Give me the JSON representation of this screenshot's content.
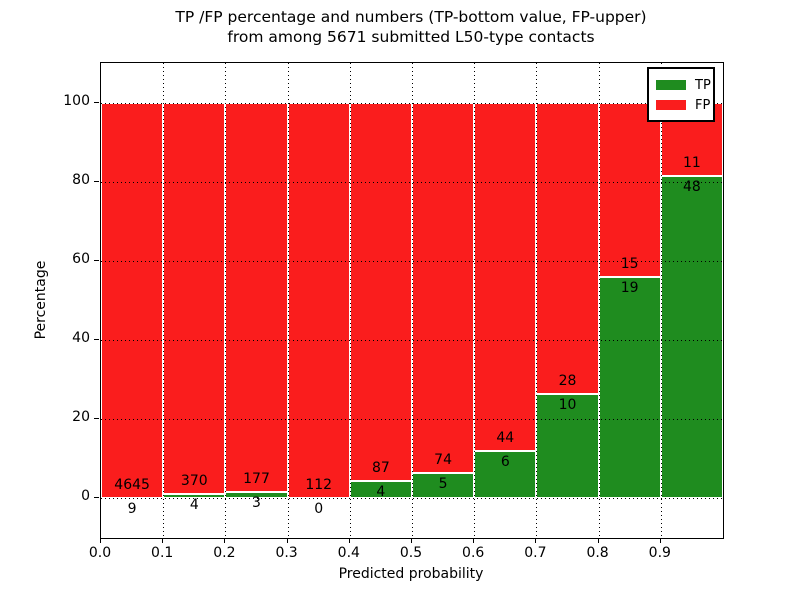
{
  "chart_data": {
    "type": "bar",
    "stacked": true,
    "normalized_to_percent": true,
    "title_line1": "TP /FP percentage and numbers (TP-bottom value, FP-upper)",
    "title_line2": "from among 5671 submitted L50-type contacts",
    "xlabel": "Predicted probability",
    "ylabel": "Percentage",
    "xlim": [
      0.0,
      1.0
    ],
    "ylim": [
      -10,
      110
    ],
    "x_tick_values": [
      0.0,
      0.1,
      0.2,
      0.3,
      0.4,
      0.5,
      0.6,
      0.7,
      0.8,
      0.9
    ],
    "x_tick_labels": [
      "0.0",
      "0.1",
      "0.2",
      "0.3",
      "0.4",
      "0.5",
      "0.6",
      "0.7",
      "0.8",
      "0.9"
    ],
    "y_tick_values": [
      0,
      20,
      40,
      60,
      80,
      100
    ],
    "y_tick_labels": [
      "0",
      "20",
      "40",
      "60",
      "80",
      "100"
    ],
    "grid": true,
    "grid_linestyle": "dotted",
    "bin_edges": [
      0.0,
      0.1,
      0.2,
      0.3,
      0.4,
      0.5,
      0.6,
      0.7,
      0.8,
      0.9,
      1.0
    ],
    "series": [
      {
        "name": "TP",
        "color": "#1f8c1f",
        "values": [
          9,
          4,
          3,
          0,
          4,
          5,
          6,
          10,
          19,
          48
        ]
      },
      {
        "name": "FP",
        "color": "#fa1d1d",
        "values": [
          4645,
          370,
          177,
          112,
          87,
          74,
          44,
          28,
          15,
          11
        ]
      }
    ],
    "bar_edge_color": "#ffffff",
    "legend": {
      "position": "upper right",
      "entries": [
        {
          "label": "TP",
          "color": "#1f8c1f"
        },
        {
          "label": "FP",
          "color": "#fa1d1d"
        }
      ]
    }
  }
}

________________________

Omitting all images, retype each line of the records precisely.

Output below:
Give me the JSON representation of this screenshot's content.
{
  "chart_data": {
    "type": "bar",
    "stacked": true,
    "normalized_to_percent": true,
    "title_line1": "TP /FP percentage and numbers (TP-bottom value, FP-upper)",
    "title_line2": "from among 5671 submitted L50-type contacts",
    "xlabel": "Predicted probability",
    "ylabel": "Percentage",
    "xlim": [
      0.0,
      1.0
    ],
    "ylim": [
      -10,
      110
    ],
    "x_tick_values": [
      0.0,
      0.1,
      0.2,
      0.3,
      0.4,
      0.5,
      0.6,
      0.7,
      0.8,
      0.9
    ],
    "x_tick_labels": [
      "0.0",
      "0.1",
      "0.2",
      "0.3",
      "0.4",
      "0.5",
      "0.6",
      "0.7",
      "0.8",
      "0.9"
    ],
    "y_tick_values": [
      0,
      20,
      40,
      60,
      80,
      100
    ],
    "y_tick_labels": [
      "0",
      "20",
      "40",
      "60",
      "80",
      "100"
    ],
    "grid": true,
    "grid_linestyle": "dotted",
    "bin_edges": [
      0.0,
      0.1,
      0.2,
      0.3,
      0.4,
      0.5,
      0.6,
      0.7,
      0.8,
      0.9,
      1.0
    ],
    "series": [
      {
        "name": "TP",
        "color": "#1f8c1f",
        "values": [
          9,
          4,
          3,
          0,
          4,
          5,
          6,
          10,
          19,
          48
        ]
      },
      {
        "name": "FP",
        "color": "#fa1d1d",
        "values": [
          4645,
          370,
          177,
          112,
          87,
          74,
          44,
          28,
          15,
          11
        ]
      }
    ],
    "bar_edge_color": "#ffffff",
    "legend": {
      "position": "upper right",
      "entries": [
        {
          "label": "TP",
          "color": "#1f8c1f"
        },
        {
          "label": "FP",
          "color": "#fa1d1d"
        }
      ]
    }
  }
}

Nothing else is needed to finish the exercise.